%%
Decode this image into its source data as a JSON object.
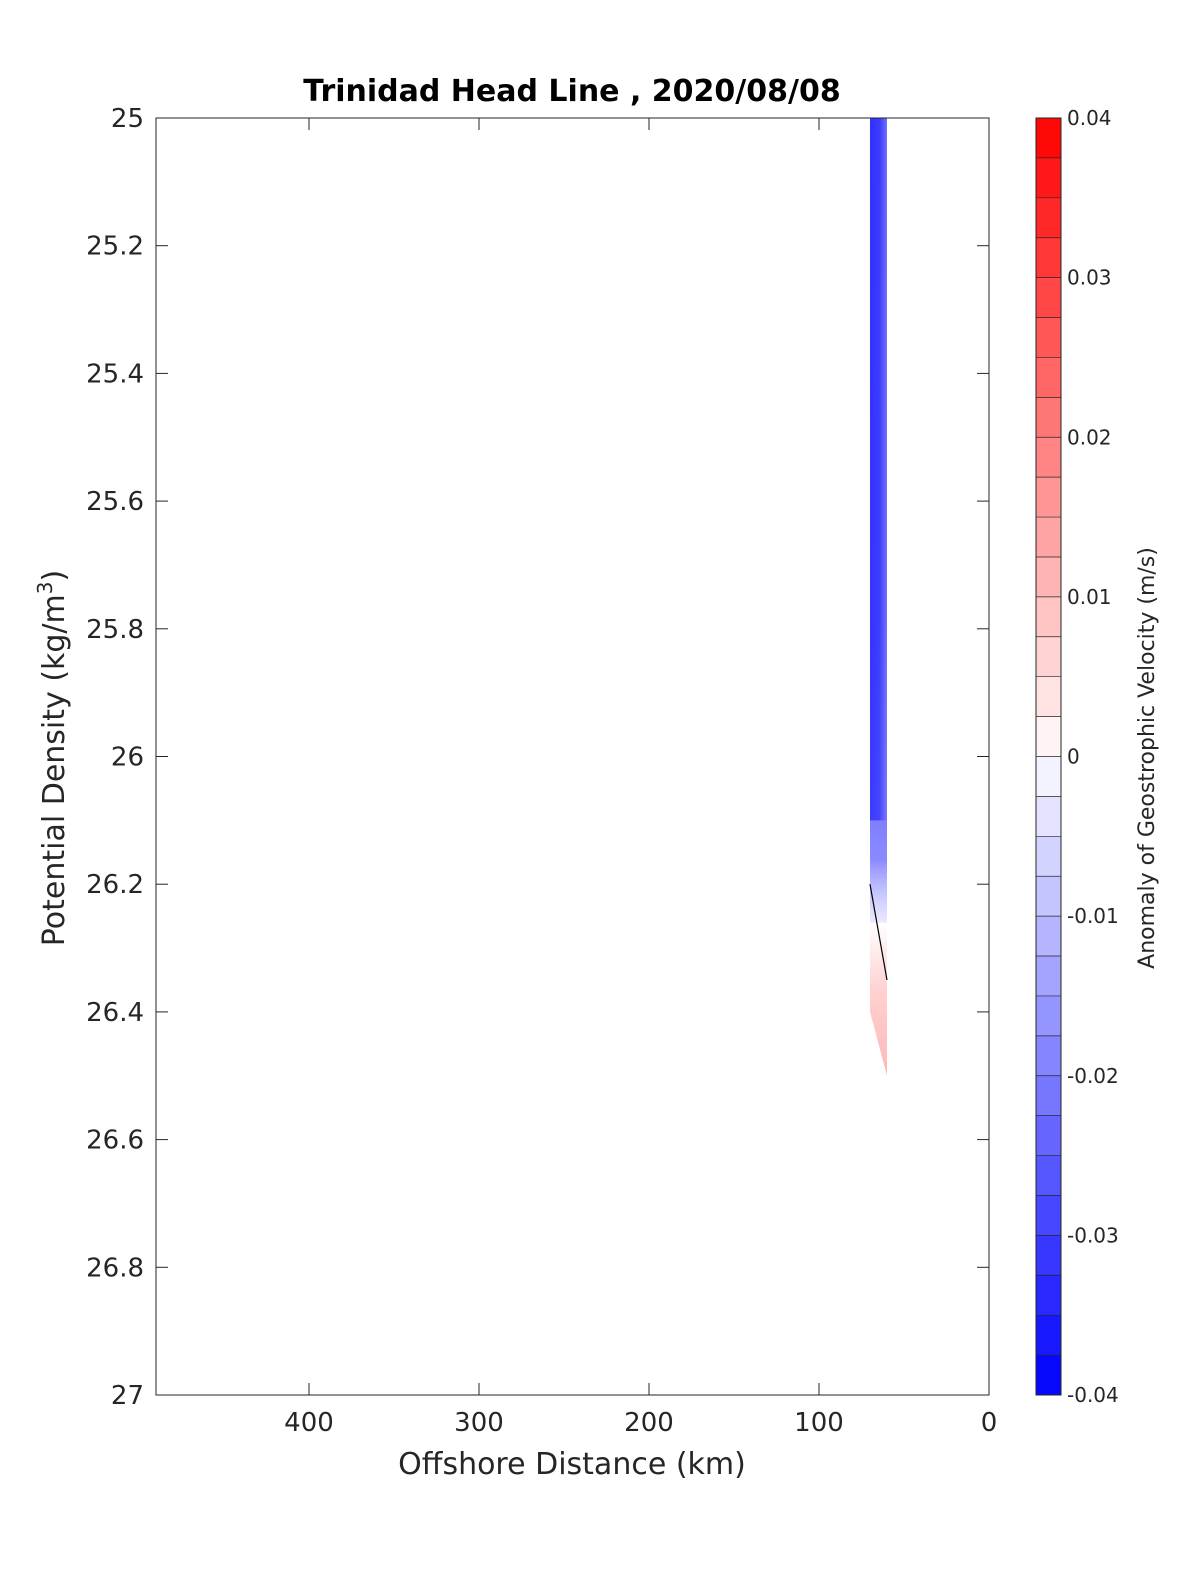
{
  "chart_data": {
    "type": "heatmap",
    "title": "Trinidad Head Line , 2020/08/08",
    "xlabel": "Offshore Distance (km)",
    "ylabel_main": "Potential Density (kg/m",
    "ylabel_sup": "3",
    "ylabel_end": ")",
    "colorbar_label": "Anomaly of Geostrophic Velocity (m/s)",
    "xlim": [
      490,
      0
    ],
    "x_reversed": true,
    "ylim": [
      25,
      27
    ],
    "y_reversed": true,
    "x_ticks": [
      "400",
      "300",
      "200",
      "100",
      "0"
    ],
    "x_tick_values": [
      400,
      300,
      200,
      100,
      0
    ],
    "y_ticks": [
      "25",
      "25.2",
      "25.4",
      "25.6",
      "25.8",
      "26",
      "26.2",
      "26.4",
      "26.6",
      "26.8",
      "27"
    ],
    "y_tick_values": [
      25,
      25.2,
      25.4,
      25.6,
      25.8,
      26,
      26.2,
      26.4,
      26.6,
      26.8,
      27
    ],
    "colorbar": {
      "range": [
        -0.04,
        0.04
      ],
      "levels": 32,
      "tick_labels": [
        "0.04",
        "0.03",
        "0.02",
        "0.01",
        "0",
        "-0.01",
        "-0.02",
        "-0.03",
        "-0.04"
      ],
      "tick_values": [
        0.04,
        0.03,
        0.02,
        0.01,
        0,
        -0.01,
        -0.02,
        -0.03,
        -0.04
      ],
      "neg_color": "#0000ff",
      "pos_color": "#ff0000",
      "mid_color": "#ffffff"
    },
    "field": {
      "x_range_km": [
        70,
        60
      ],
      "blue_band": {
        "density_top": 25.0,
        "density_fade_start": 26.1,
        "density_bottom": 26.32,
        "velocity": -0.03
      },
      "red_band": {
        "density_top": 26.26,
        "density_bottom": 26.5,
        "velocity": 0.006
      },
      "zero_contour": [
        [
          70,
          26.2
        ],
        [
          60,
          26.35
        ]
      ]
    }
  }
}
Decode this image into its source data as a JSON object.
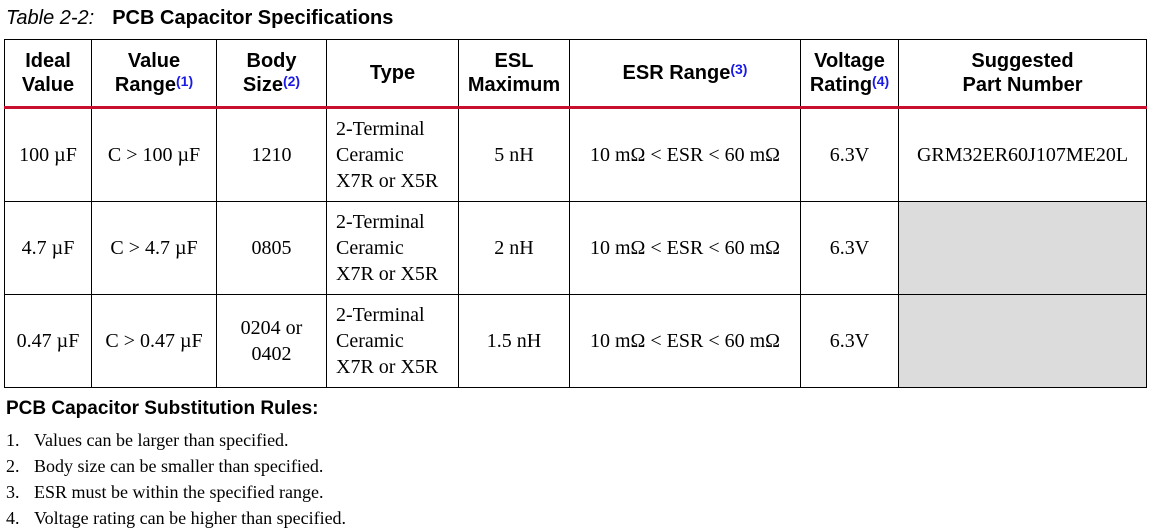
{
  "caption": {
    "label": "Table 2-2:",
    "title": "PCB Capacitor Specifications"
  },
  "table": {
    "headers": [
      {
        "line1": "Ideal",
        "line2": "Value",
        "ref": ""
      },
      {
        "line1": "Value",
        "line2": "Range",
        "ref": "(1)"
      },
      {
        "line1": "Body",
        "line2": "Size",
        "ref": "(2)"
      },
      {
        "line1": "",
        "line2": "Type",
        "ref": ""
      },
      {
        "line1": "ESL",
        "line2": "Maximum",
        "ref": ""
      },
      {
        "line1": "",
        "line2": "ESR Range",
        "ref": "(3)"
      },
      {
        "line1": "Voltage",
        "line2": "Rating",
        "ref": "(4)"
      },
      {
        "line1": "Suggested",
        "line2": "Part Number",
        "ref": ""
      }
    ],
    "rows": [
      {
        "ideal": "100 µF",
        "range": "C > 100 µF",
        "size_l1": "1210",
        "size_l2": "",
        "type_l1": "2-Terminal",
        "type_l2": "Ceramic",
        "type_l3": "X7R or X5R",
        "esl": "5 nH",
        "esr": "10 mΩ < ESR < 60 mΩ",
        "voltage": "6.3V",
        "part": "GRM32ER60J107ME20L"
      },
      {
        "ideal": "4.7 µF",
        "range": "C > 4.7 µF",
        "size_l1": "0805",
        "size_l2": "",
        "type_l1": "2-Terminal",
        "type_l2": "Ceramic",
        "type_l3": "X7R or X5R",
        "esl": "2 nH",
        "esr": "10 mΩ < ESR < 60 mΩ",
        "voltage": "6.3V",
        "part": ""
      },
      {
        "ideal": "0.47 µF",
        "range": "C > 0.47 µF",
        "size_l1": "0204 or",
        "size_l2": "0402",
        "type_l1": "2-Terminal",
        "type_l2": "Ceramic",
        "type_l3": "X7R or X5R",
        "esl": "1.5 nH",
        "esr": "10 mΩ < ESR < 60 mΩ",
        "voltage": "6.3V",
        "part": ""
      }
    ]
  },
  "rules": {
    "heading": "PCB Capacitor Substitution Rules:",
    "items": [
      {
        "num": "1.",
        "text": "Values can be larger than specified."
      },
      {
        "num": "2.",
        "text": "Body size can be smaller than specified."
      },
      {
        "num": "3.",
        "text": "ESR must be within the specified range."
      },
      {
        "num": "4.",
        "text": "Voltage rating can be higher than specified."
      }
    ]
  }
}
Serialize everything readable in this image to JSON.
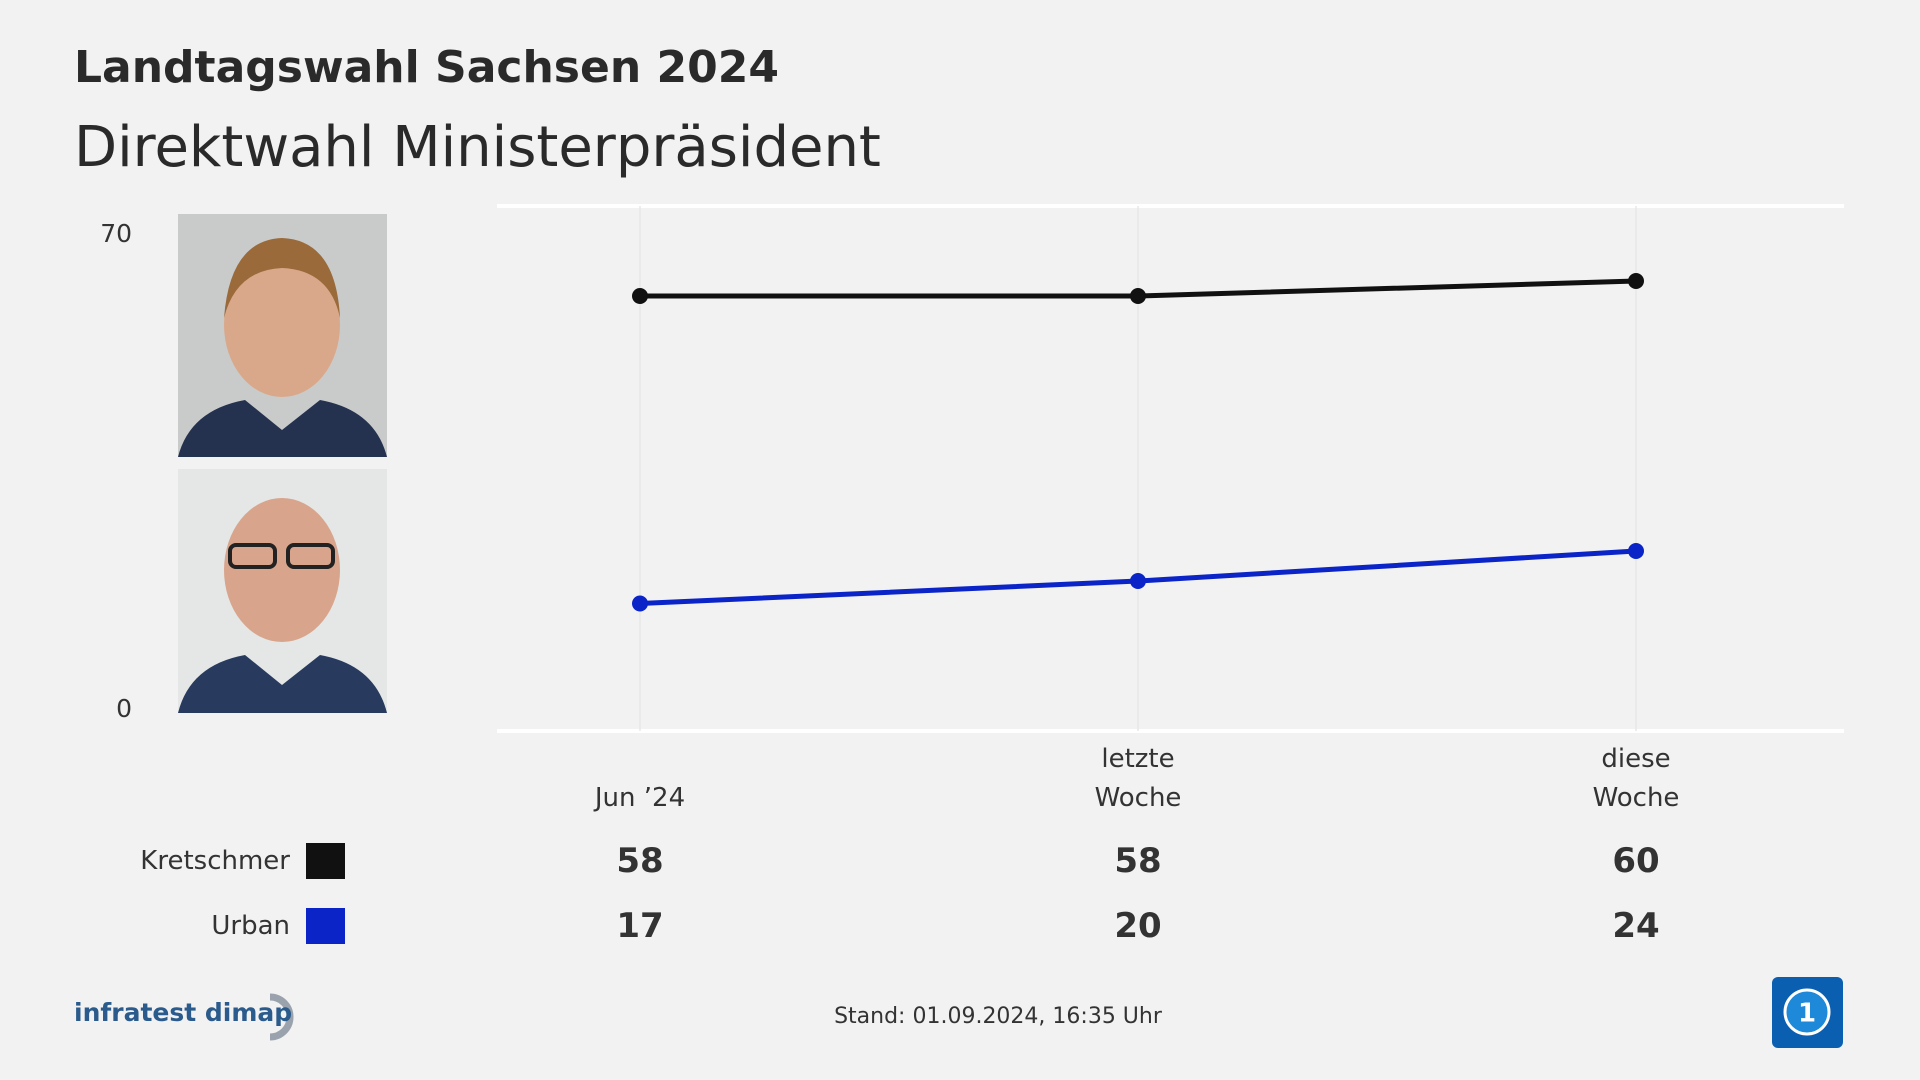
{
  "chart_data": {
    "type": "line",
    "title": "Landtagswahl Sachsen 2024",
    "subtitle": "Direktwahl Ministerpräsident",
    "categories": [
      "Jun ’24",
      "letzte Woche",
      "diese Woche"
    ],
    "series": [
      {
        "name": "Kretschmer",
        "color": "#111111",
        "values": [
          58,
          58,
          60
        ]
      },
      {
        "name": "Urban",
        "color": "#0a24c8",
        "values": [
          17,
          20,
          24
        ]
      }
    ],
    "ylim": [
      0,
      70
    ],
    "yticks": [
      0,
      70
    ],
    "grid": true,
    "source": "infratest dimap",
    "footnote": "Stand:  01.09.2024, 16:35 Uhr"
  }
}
%%
*Work required:*
Reproduce every record above exactly, but leave out the pictures.

*Problem solution:*
Decode this image into its source data as a JSON object.
{
  "chart_data": {
    "type": "heatmap",
    "title": "Trinidad Head Line , 2020/08/08",
    "xlabel": "Offshore Distance (km)",
    "ylabel_main": "Potential Density (kg/m",
    "ylabel_sup": "3",
    "ylabel_end": ")",
    "colorbar_label": "Anomaly of Geostrophic Velocity (m/s)",
    "xlim": [
      490,
      0
    ],
    "x_reversed": true,
    "ylim": [
      25,
      27
    ],
    "y_reversed": true,
    "x_ticks": [
      "400",
      "300",
      "200",
      "100",
      "0"
    ],
    "x_tick_values": [
      400,
      300,
      200,
      100,
      0
    ],
    "y_ticks": [
      "25",
      "25.2",
      "25.4",
      "25.6",
      "25.8",
      "26",
      "26.2",
      "26.4",
      "26.6",
      "26.8",
      "27"
    ],
    "y_tick_values": [
      25,
      25.2,
      25.4,
      25.6,
      25.8,
      26,
      26.2,
      26.4,
      26.6,
      26.8,
      27
    ],
    "colorbar": {
      "range": [
        -0.04,
        0.04
      ],
      "levels": 32,
      "tick_labels": [
        "0.04",
        "0.03",
        "0.02",
        "0.01",
        "0",
        "-0.01",
        "-0.02",
        "-0.03",
        "-0.04"
      ],
      "tick_values": [
        0.04,
        0.03,
        0.02,
        0.01,
        0,
        -0.01,
        -0.02,
        -0.03,
        -0.04
      ],
      "neg_color": "#0000ff",
      "pos_color": "#ff0000",
      "mid_color": "#ffffff"
    },
    "field": {
      "x_range_km": [
        70,
        60
      ],
      "blue_band": {
        "density_top": 25.0,
        "density_fade_start": 26.1,
        "density_bottom": 26.32,
        "velocity": -0.03
      },
      "red_band": {
        "density_top": 26.26,
        "density_bottom": 26.5,
        "velocity": 0.006
      },
      "zero_contour": [
        [
          70,
          26.2
        ],
        [
          60,
          26.35
        ]
      ]
    }
  }
}
Decode this image into its source data as a JSON object.
{
  "caption": {
    "label": "Table 2-2:",
    "title": "PCB Capacitor Specifications"
  },
  "table": {
    "headers": [
      {
        "line1": "Ideal",
        "line2": "Value",
        "ref": ""
      },
      {
        "line1": "Value",
        "line2": "Range",
        "ref": "(1)"
      },
      {
        "line1": "Body",
        "line2": "Size",
        "ref": "(2)"
      },
      {
        "line1": "",
        "line2": "Type",
        "ref": ""
      },
      {
        "line1": "ESL",
        "line2": "Maximum",
        "ref": ""
      },
      {
        "line1": "",
        "line2": "ESR Range",
        "ref": "(3)"
      },
      {
        "line1": "Voltage",
        "line2": "Rating",
        "ref": "(4)"
      },
      {
        "line1": "Suggested",
        "line2": "Part Number",
        "ref": ""
      }
    ],
    "rows": [
      {
        "ideal": "100 µF",
        "range": "C > 100 µF",
        "size_l1": "1210",
        "size_l2": "",
        "type_l1": "2-Terminal",
        "type_l2": "Ceramic",
        "type_l3": "X7R or X5R",
        "esl": "5 nH",
        "esr": "10 mΩ < ESR < 60 mΩ",
        "voltage": "6.3V",
        "part": "GRM32ER60J107ME20L"
      },
      {
        "ideal": "4.7 µF",
        "range": "C > 4.7 µF",
        "size_l1": "0805",
        "size_l2": "",
        "type_l1": "2-Terminal",
        "type_l2": "Ceramic",
        "type_l3": "X7R or X5R",
        "esl": "2 nH",
        "esr": "10 mΩ < ESR < 60 mΩ",
        "voltage": "6.3V",
        "part": ""
      },
      {
        "ideal": "0.47 µF",
        "range": "C > 0.47 µF",
        "size_l1": "0204 or",
        "size_l2": "0402",
        "type_l1": "2-Terminal",
        "type_l2": "Ceramic",
        "type_l3": "X7R or X5R",
        "esl": "1.5 nH",
        "esr": "10 mΩ < ESR < 60 mΩ",
        "voltage": "6.3V",
        "part": ""
      }
    ]
  },
  "rules": {
    "heading": "PCB Capacitor Substitution Rules:",
    "items": [
      {
        "num": "1.",
        "text": "Values can be larger than specified."
      },
      {
        "num": "2.",
        "text": "Body size can be smaller than specified."
      },
      {
        "num": "3.",
        "text": "ESR must be within the specified range."
      },
      {
        "num": "4.",
        "text": "Voltage rating can be higher than specified."
      }
    ]
  }
}
Serialize everything readable in this image to JSON.
{
  "chart_data": {
    "type": "line",
    "title": "Landtagswahl Sachsen 2024",
    "subtitle": "Direktwahl Ministerpräsident",
    "categories": [
      "Jun ’24",
      "letzte Woche",
      "diese Woche"
    ],
    "series": [
      {
        "name": "Kretschmer",
        "color": "#111111",
        "values": [
          58,
          58,
          60
        ]
      },
      {
        "name": "Urban",
        "color": "#0a24c8",
        "values": [
          17,
          20,
          24
        ]
      }
    ],
    "ylim": [
      0,
      70
    ],
    "yticks": [
      0,
      70
    ],
    "grid": true,
    "source": "infratest dimap",
    "footnote": "Stand:  01.09.2024, 16:35 Uhr"
  }
}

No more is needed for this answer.